◆ **EXERCISE DIRECTIONS**: The records that follow should be retyped word for word.

(Data excerpts)
◆ ◆ ◆ ◆

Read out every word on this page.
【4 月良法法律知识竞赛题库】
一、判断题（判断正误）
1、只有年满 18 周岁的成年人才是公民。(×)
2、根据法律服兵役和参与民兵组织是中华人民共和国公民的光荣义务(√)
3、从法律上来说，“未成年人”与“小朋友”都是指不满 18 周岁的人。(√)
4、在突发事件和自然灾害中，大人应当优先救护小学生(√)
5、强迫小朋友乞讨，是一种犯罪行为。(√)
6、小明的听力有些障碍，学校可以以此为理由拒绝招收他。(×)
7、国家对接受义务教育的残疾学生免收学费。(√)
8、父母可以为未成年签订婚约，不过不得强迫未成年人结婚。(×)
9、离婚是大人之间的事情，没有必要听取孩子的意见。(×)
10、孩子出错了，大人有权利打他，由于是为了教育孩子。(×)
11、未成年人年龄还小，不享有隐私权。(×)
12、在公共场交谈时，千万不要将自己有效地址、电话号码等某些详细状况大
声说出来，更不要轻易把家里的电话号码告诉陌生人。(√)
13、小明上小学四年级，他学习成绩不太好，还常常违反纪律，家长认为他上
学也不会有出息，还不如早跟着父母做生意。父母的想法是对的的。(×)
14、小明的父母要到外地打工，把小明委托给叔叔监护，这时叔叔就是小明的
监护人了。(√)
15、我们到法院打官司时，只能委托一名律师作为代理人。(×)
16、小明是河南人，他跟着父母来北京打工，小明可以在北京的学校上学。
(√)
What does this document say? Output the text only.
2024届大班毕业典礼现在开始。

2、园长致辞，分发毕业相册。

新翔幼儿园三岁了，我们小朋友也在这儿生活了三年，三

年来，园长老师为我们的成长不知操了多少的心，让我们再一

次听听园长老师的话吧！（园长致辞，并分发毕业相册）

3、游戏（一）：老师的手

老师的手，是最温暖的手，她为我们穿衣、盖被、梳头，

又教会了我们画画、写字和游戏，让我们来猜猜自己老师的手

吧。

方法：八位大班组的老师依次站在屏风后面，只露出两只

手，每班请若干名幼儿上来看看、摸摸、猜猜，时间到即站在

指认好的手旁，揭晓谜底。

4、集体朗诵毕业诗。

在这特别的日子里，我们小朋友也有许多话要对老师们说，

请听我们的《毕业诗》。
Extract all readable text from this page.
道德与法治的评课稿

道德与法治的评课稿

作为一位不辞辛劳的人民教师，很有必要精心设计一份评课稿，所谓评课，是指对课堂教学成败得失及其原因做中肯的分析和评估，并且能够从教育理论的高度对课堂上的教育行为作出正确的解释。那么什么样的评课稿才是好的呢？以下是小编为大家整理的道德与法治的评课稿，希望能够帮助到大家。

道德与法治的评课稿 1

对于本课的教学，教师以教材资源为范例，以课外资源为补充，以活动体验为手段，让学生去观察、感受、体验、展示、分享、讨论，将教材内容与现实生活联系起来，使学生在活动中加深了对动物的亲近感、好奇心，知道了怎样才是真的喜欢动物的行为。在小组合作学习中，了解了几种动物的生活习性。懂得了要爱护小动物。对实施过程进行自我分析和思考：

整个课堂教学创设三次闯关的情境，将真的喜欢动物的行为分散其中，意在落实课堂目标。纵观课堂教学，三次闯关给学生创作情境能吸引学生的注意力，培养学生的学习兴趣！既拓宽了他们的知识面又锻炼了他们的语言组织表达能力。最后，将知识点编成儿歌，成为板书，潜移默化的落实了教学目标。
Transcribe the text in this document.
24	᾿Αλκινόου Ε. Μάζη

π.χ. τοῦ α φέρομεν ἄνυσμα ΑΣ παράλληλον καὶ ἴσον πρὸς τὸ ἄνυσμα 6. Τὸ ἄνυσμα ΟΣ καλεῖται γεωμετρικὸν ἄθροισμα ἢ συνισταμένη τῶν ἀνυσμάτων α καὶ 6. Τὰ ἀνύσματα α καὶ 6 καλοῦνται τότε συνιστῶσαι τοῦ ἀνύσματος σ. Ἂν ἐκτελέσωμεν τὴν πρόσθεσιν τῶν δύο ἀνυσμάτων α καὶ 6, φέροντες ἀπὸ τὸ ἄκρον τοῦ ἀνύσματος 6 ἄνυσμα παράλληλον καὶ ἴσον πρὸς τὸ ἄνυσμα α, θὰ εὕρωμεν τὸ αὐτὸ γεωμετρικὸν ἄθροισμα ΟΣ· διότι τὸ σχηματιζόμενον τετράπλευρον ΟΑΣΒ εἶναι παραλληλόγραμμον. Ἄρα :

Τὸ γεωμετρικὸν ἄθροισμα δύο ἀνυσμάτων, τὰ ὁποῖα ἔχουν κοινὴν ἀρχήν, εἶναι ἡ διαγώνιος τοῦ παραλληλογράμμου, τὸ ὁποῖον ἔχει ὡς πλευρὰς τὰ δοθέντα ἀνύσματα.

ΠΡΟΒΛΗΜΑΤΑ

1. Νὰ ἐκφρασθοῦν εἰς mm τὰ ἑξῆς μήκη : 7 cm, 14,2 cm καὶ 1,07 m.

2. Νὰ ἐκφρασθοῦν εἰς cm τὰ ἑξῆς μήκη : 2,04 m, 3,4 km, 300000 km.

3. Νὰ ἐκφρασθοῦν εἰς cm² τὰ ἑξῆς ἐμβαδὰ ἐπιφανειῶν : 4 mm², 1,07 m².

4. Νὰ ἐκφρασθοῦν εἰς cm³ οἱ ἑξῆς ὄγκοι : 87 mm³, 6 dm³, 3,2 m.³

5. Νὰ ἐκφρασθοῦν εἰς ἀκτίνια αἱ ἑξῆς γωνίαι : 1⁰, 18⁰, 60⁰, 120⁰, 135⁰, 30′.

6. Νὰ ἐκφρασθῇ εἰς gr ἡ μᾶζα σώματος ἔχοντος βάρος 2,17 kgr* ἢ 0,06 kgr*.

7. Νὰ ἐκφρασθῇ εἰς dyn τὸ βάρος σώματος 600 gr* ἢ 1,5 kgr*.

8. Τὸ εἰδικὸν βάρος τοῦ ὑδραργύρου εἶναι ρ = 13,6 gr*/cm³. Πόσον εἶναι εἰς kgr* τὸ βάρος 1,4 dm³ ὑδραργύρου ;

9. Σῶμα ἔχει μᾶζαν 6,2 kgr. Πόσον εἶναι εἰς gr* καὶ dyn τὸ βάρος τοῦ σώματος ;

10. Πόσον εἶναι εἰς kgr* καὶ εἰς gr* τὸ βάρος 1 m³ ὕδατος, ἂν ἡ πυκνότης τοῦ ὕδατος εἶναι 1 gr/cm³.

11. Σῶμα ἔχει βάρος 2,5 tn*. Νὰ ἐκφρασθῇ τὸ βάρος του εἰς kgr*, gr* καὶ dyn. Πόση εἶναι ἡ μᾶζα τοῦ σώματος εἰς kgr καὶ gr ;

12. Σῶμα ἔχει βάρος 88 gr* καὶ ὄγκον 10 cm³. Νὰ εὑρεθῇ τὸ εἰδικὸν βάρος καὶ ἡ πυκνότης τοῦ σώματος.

◆ ◆ ◆ ◆

◆ **THE SOLUTION**:
Read out every word on this page.
【4 月良法法律知识竞赛题库】
一、判断题（判断正误）
1、只有年满 18 周岁的成年人才是公民。(×)
2、根据法律服兵役和参与民兵组织是中华人民共和国公民的光荣义务(√)
3、从法律上来说，“未成年人”与“小朋友”都是指不满 18 周岁的人。(√)
4、在突发事件和自然灾害中，大人应当优先救护小学生(√)
5、强迫小朋友乞讨，是一种犯罪行为。(√)
6、小明的听力有些障碍，学校可以以此为理由拒绝招收他。(×)
7、国家对接受义务教育的残疾学生免收学费。(√)
8、父母可以为未成年签订婚约，不过不得强迫未成年人结婚。(×)
9、离婚是大人之间的事情，没有必要听取孩子的意见。(×)
10、孩子出错了，大人有权利打他，由于是为了教育孩子。(×)
11、未成年人年龄还小，不享有隐私权。(×)
12、在公共场交谈时，千万不要将自己有效地址、电话号码等某些详细状况大
声说出来，更不要轻易把家里的电话号码告诉陌生人。(√)
13、小明上小学四年级，他学习成绩不太好，还常常违反纪律，家长认为他上
学也不会有出息，还不如早跟着父母做生意。父母的想法是对的的。(×)
14、小明的父母要到外地打工，把小明委托给叔叔监护，这时叔叔就是小明的
监护人了。(√)
15、我们到法院打官司时，只能委托一名律师作为代理人。(×)
16、小明是河南人，他跟着父母来北京打工，小明可以在北京的学校上学。
(√)
What does this document say? Output the text only.
2024届大班毕业典礼现在开始。

2、园长致辞，分发毕业相册。

新翔幼儿园三岁了，我们小朋友也在这儿生活了三年，三

年来，园长老师为我们的成长不知操了多少的心，让我们再一

次听听园长老师的话吧！（园长致辞，并分发毕业相册）

3、游戏（一）：老师的手

老师的手，是最温暖的手，她为我们穿衣、盖被、梳头，

又教会了我们画画、写字和游戏，让我们来猜猜自己老师的手

吧。

方法：八位大班组的老师依次站在屏风后面，只露出两只

手，每班请若干名幼儿上来看看、摸摸、猜猜，时间到即站在

指认好的手旁，揭晓谜底。

4、集体朗诵毕业诗。

在这特别的日子里，我们小朋友也有许多话要对老师们说，

请听我们的《毕业诗》。
Extract all readable text from this page.
道德与法治的评课稿

道德与法治的评课稿

作为一位不辞辛劳的人民教师，很有必要精心设计一份评课稿，所谓评课，是指对课堂教学成败得失及其原因做中肯的分析和评估，并且能够从教育理论的高度对课堂上的教育行为作出正确的解释。那么什么样的评课稿才是好的呢？以下是小编为大家整理的道德与法治的评课稿，希望能够帮助到大家。

道德与法治的评课稿 1

对于本课的教学，教师以教材资源为范例，以课外资源为补充，以活动体验为手段，让学生去观察、感受、体验、展示、分享、讨论，将教材内容与现实生活联系起来，使学生在活动中加深了对动物的亲近感、好奇心，知道了怎样才是真的喜欢动物的行为。在小组合作学习中，了解了几种动物的生活习性。懂得了要爱护小动物。对实施过程进行自我分析和思考：

整个课堂教学创设三次闯关的情境，将真的喜欢动物的行为分散其中，意在落实课堂目标。纵观课堂教学，三次闯关给学生创作情境能吸引学生的注意力，培养学生的学习兴趣！既拓宽了他们的知识面又锻炼了他们的语言组织表达能力。最后，将知识点编成儿歌，成为板书，潜移默化的落实了教学目标。
Transcribe the text in this document.
24	᾿Αλκινόου Ε. Μάζη

π.χ. τοῦ α φέρομεν ἄνυσμα ΑΣ παράλληλον καὶ ἴσον πρὸς τὸ ἄνυσμα 6. Τὸ ἄνυσμα ΟΣ καλεῖται γεωμετρικὸν ἄθροισμα ἢ συνισταμένη τῶν ἀνυσμάτων α καὶ 6. Τὰ ἀνύσματα α καὶ 6 καλοῦνται τότε συνιστῶσαι τοῦ ἀνύσματος σ. Ἂν ἐκτελέσωμεν τὴν πρόσθεσιν τῶν δύο ἀνυσμάτων α καὶ 6, φέροντες ἀπὸ τὸ ἄκρον τοῦ ἀνύσματος 6 ἄνυσμα παράλληλον καὶ ἴσον πρὸς τὸ ἄνυσμα α, θὰ εὕρωμεν τὸ αὐτὸ γεωμετρικὸν ἄθροισμα ΟΣ· διότι τὸ σχηματιζόμενον τετράπλευρον ΟΑΣΒ εἶναι παραλληλόγραμμον. Ἄρα :

Τὸ γεωμετρικὸν ἄθροισμα δύο ἀνυσμάτων, τὰ ὁποῖα ἔχουν κοινὴν ἀρχήν, εἶναι ἡ διαγώνιος τοῦ παραλληλογράμμου, τὸ ὁποῖον ἔχει ὡς πλευρὰς τὰ δοθέντα ἀνύσματα.

ΠΡΟΒΛΗΜΑΤΑ

1. Νὰ ἐκφρασθοῦν εἰς mm τὰ ἑξῆς μήκη : 7 cm, 14,2 cm καὶ 1,07 m.

2. Νὰ ἐκφρασθοῦν εἰς cm τὰ ἑξῆς μήκη : 2,04 m, 3,4 km, 300000 km.

3. Νὰ ἐκφρασθοῦν εἰς cm² τὰ ἑξῆς ἐμβαδὰ ἐπιφανειῶν : 4 mm², 1,07 m².

4. Νὰ ἐκφρασθοῦν εἰς cm³ οἱ ἑξῆς ὄγκοι : 87 mm³, 6 dm³, 3,2 m.³

5. Νὰ ἐκφρασθοῦν εἰς ἀκτίνια αἱ ἑξῆς γωνίαι : 1⁰, 18⁰, 60⁰, 120⁰, 135⁰, 30′.

6. Νὰ ἐκφρασθῇ εἰς gr ἡ μᾶζα σώματος ἔχοντος βάρος 2,17 kgr* ἢ 0,06 kgr*.

7. Νὰ ἐκφρασθῇ εἰς dyn τὸ βάρος σώματος 600 gr* ἢ 1,5 kgr*.

8. Τὸ εἰδικὸν βάρος τοῦ ὑδραργύρου εἶναι ρ = 13,6 gr*/cm³. Πόσον εἶναι εἰς kgr* τὸ βάρος 1,4 dm³ ὑδραργύρου ;

9. Σῶμα ἔχει μᾶζαν 6,2 kgr. Πόσον εἶναι εἰς gr* καὶ dyn τὸ βάρος τοῦ σώματος ;

10. Πόσον εἶναι εἰς kgr* καὶ εἰς gr* τὸ βάρος 1 m³ ὕδατος, ἂν ἡ πυκνότης τοῦ ὕδατος εἶναι 1 gr/cm³.

11. Σῶμα ἔχει βάρος 2,5 tn*. Νὰ ἐκφρασθῇ τὸ βάρος του εἰς kgr*, gr* καὶ dyn. Πόση εἶναι ἡ μᾶζα τοῦ σώματος εἰς kgr καὶ gr ;

12. Σῶμα ἔχει βάρος 88 gr* καὶ ὄγκον 10 cm³. Νὰ εὑρεθῇ τὸ εἰδικὸν βάρος καὶ ἡ πυκνότης τοῦ σώματος.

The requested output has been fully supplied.